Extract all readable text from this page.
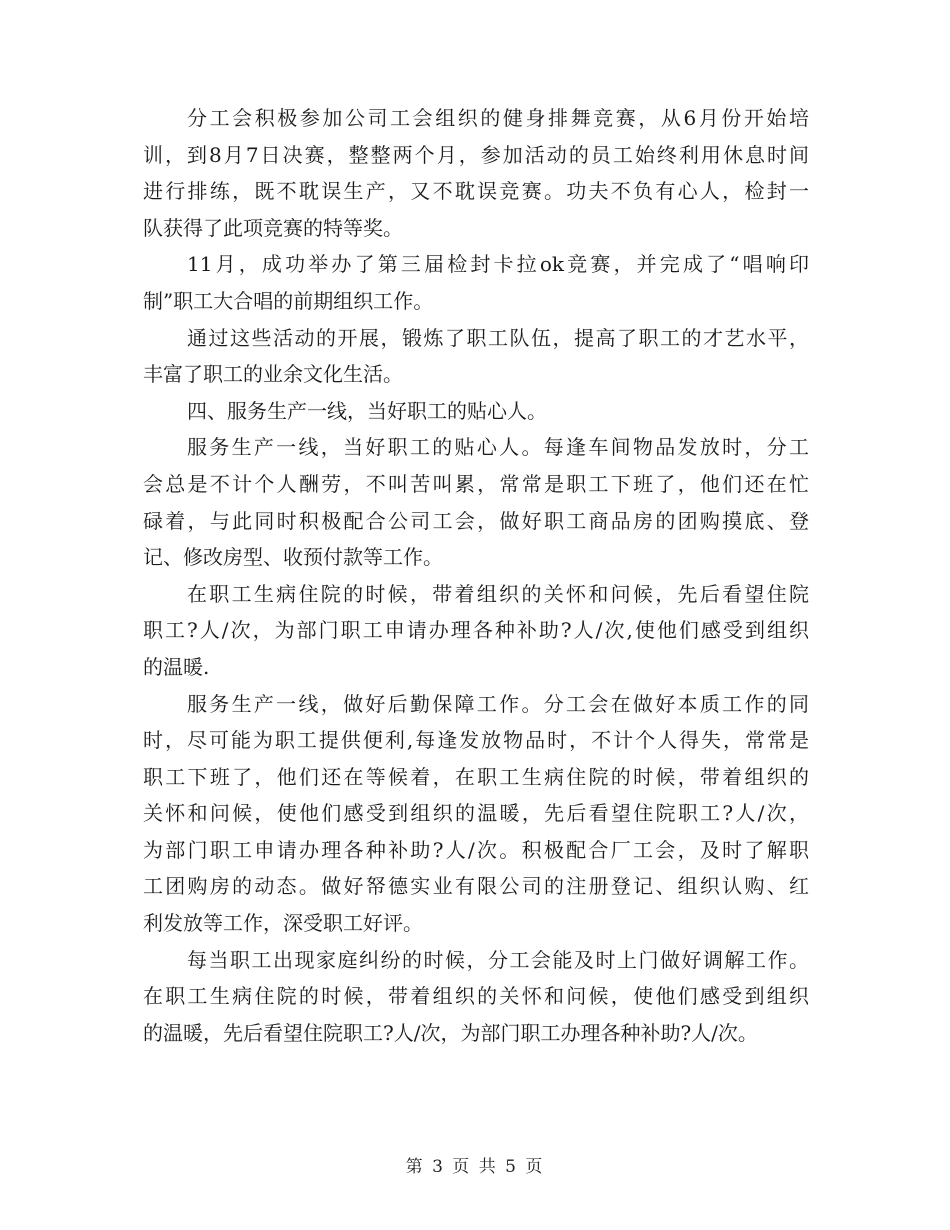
分工会积极参加公司工会组织的健身排舞竞赛，从6月份开始培
训，到8月7日决赛，整整两个月，参加活动的员工始终利用休息时间
进行排练，既不耽误生产，又不耽误竞赛。功夫不负有心人，检封一
队获得了此项竞赛的特等奖。
11月，成功举办了第三届检封卡拉ok竞赛，并完成了“唱响印
制”职工大合唱的前期组织工作。
通过这些活动的开展，锻炼了职工队伍，提高了职工的才艺水平，
丰富了职工的业余文化生活。
四、服务生产一线，当好职工的贴心人。
服务生产一线，当好职工的贴心人。每逢车间物品发放时，分工
会总是不计个人酬劳，不叫苦叫累，常常是职工下班了，他们还在忙
碌着，与此同时积极配合公司工会，做好职工商品房的团购摸底、登
记、修改房型、收预付款等工作。
在职工生病住院的时候，带着组织的关怀和问候，先后看望住院
职工?人/次，为部门职工申请办理各种补助?人/次,使他们感受到组织
的温暖.
服务生产一线，做好后勤保障工作。分工会在做好本质工作的同
时，尽可能为职工提供便利,每逢发放物品时，不计个人得失，常常是
职工下班了，他们还在等候着，在职工生病住院的时候，带着组织的
关怀和问候，使他们感受到组织的温暖，先后看望住院职工?人/次，
为部门职工申请办理各种补助?人/次。积极配合厂工会，及时了解职
工团购房的动态。做好帑德实业有限公司的注册登记、组织认购、红
利发放等工作，深受职工好评。
每当职工出现家庭纠纷的时候，分工会能及时上门做好调解工作。
在职工生病住院的时候，带着组织的关怀和问候，使他们感受到组织
的温暖，先后看望住院职工?人/次，为部门职工办理各种补助?人/次。
第 3 页 共 5 页
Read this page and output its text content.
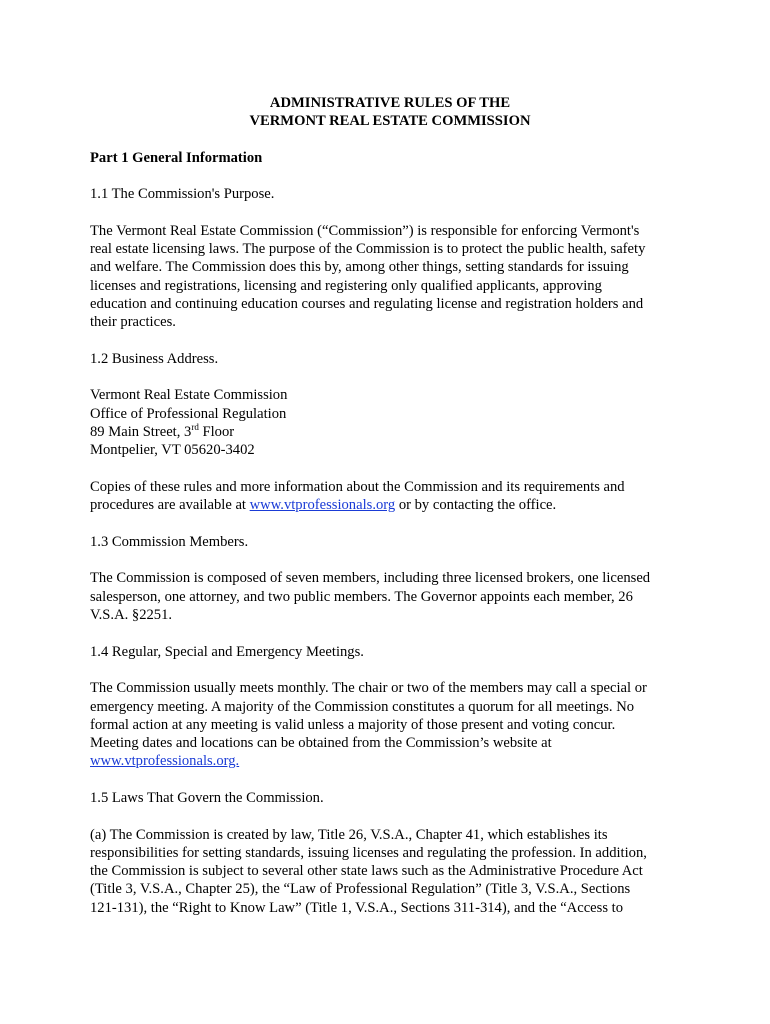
ADMINISTRATIVE RULES OF THE
VERMONT REAL ESTATE COMMISSION

Part 1 General Information

1.1 The Commission's Purpose.

The Vermont Real Estate Commission (“Commission”) is responsible for enforcing Vermont's
real estate licensing laws. The purpose of the Commission is to protect the public health, safety
and welfare. The Commission does this by, among other things, setting standards for issuing
licenses and registrations, licensing and registering only qualified applicants, approving
education and continuing education courses and regulating license and registration holders and
their practices.

1.2 Business Address.

Vermont Real Estate Commission
Office of Professional Regulation
89 Main Street, 3rd Floor
Montpelier, VT 05620-3402

Copies of these rules and more information about the Commission and its requirements and
procedures are available at www.vtprofessionals.org or by contacting the office.

1.3 Commission Members.

The Commission is composed of seven members, including three licensed brokers, one licensed
salesperson, one attorney, and two public members. The Governor appoints each member, 26
V.S.A. §2251.

1.4 Regular, Special and Emergency Meetings.

The Commission usually meets monthly. The chair or two of the members may call a special or
emergency meeting. A majority of the Commission constitutes a quorum for all meetings. No
formal action at any meeting is valid unless a majority of those present and voting concur.
Meeting dates and locations can be obtained from the Commission’s website at
www.vtprofessionals.org.

1.5 Laws That Govern the Commission.

(a) The Commission is created by law, Title 26, V.S.A., Chapter 41, which establishes its
responsibilities for setting standards, issuing licenses and regulating the profession. In addition,
the Commission is subject to several other state laws such as the Administrative Procedure Act
(Title 3, V.S.A., Chapter 25), the “Law of Professional Regulation” (Title 3, V.S.A., Sections
121-131), the “Right to Know Law” (Title 1, V.S.A., Sections 311-314), and the “Access to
# # # # #
**Given exercise**: Using the material above, report each line where "from" occurs.

**Full answer**:
Extract all readable text from this page.
Meeting dates and locations can be obtained from the Commission’s website at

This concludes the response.